◆ **EXTRACTED RECORDS**:
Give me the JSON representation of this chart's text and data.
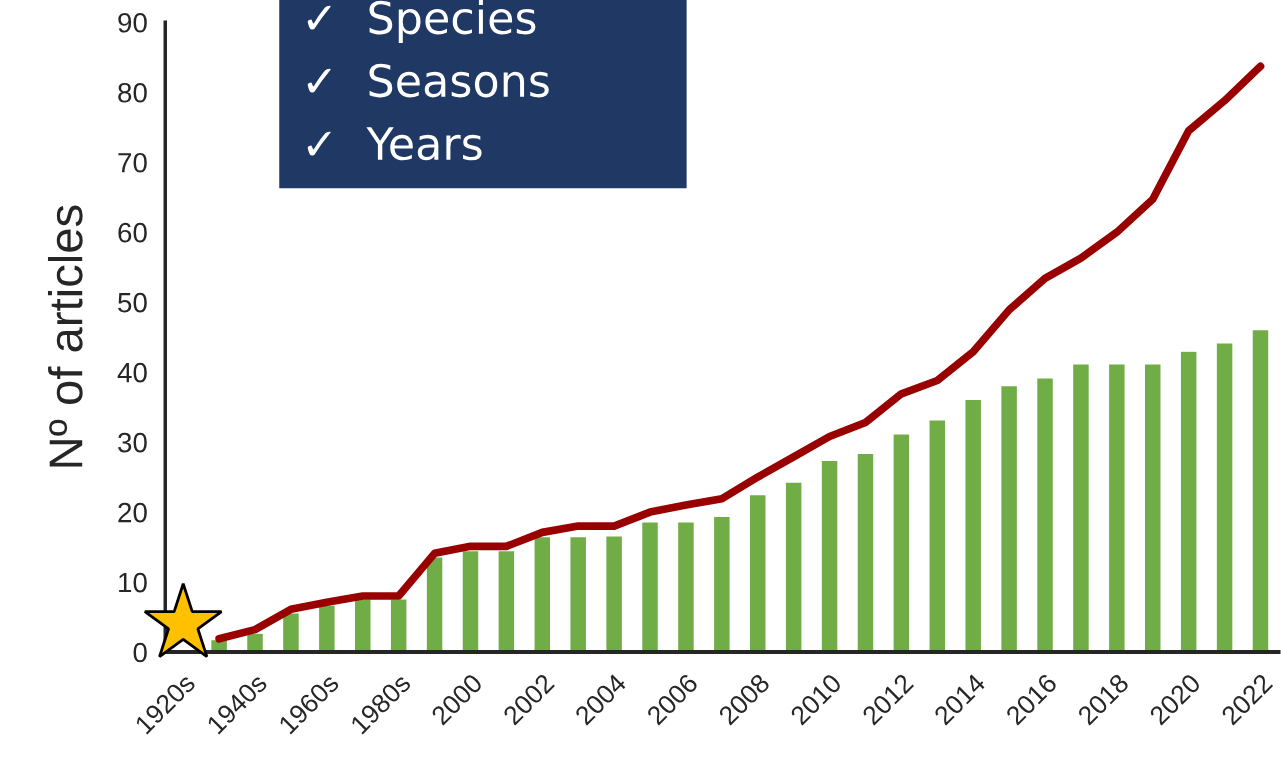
{
  "chart_data": {
    "type": "bar",
    "ylabel": "Nº of articles",
    "categories": [
      "1920s",
      null,
      "1940s",
      null,
      "1960s",
      null,
      "1980s",
      null,
      "2000",
      null,
      "2002",
      null,
      "2004",
      null,
      "2006",
      null,
      "2008",
      null,
      "2010",
      null,
      "2012",
      null,
      "2014",
      null,
      "2016",
      null,
      "2018",
      null,
      "2020",
      null,
      "2022"
    ],
    "series": [
      {
        "color": "#70ad47",
        "values": [
          null,
          1.8,
          2.7,
          5.6,
          6.7,
          7.6,
          7.6,
          13.6,
          14.5,
          14.5,
          16.5,
          16.5,
          16.6,
          18.6,
          18.6,
          19.4,
          22.5,
          24.3,
          27.4,
          28.4,
          31.2,
          33.2,
          36.1,
          38.1,
          39.2,
          41.2,
          41.2,
          41.2,
          43.0,
          44.2,
          46.1
        ]
      },
      {
        "type": "line",
        "color": "#990000",
        "values": [
          null,
          1.9,
          3.2,
          6.1,
          7.1,
          8.0,
          8.0,
          14.1,
          15.1,
          15.1,
          17.1,
          18.0,
          18.0,
          20.0,
          21.0,
          21.9,
          25.0,
          27.9,
          30.8,
          32.8,
          36.9,
          38.8,
          42.9,
          48.9,
          53.4,
          56.3,
          60.0,
          64.7,
          74.5,
          78.8,
          83.7
        ]
      }
    ],
    "ylim": [
      0,
      90
    ],
    "yticks": [
      0,
      10,
      20,
      30,
      40,
      50,
      60,
      70,
      80,
      90
    ],
    "grid": false,
    "legend": false,
    "marker": "none",
    "line_style": "solid",
    "annotations": [
      "✓  Species",
      "✓  Seasons",
      "✓  Years"
    ]
  }
}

◆ **WHAT IS NEEDED**:
Your copy of the data above should match it exactly, except that pictures are left out.

◆ **TASK RESULT**:
Give me the JSON representation of this chart's text and data.
{
  "chart_data": {
    "type": "bar",
    "ylabel": "Nº of articles",
    "categories": [
      "1920s",
      null,
      "1940s",
      null,
      "1960s",
      null,
      "1980s",
      null,
      "2000",
      null,
      "2002",
      null,
      "2004",
      null,
      "2006",
      null,
      "2008",
      null,
      "2010",
      null,
      "2012",
      null,
      "2014",
      null,
      "2016",
      null,
      "2018",
      null,
      "2020",
      null,
      "2022"
    ],
    "series": [
      {
        "color": "#70ad47",
        "values": [
          null,
          1.8,
          2.7,
          5.6,
          6.7,
          7.6,
          7.6,
          13.6,
          14.5,
          14.5,
          16.5,
          16.5,
          16.6,
          18.6,
          18.6,
          19.4,
          22.5,
          24.3,
          27.4,
          28.4,
          31.2,
          33.2,
          36.1,
          38.1,
          39.2,
          41.2,
          41.2,
          41.2,
          43.0,
          44.2,
          46.1
        ]
      },
      {
        "type": "line",
        "color": "#990000",
        "values": [
          null,
          1.9,
          3.2,
          6.1,
          7.1,
          8.0,
          8.0,
          14.1,
          15.1,
          15.1,
          17.1,
          18.0,
          18.0,
          20.0,
          21.0,
          21.9,
          25.0,
          27.9,
          30.8,
          32.8,
          36.9,
          38.8,
          42.9,
          48.9,
          53.4,
          56.3,
          60.0,
          64.7,
          74.5,
          78.8,
          83.7
        ]
      }
    ],
    "ylim": [
      0,
      90
    ],
    "yticks": [
      0,
      10,
      20,
      30,
      40,
      50,
      60,
      70,
      80,
      90
    ],
    "grid": false,
    "legend": false,
    "marker": "none",
    "line_style": "solid",
    "annotations": [
      "✓  Species",
      "✓  Seasons",
      "✓  Years"
    ]
  }
}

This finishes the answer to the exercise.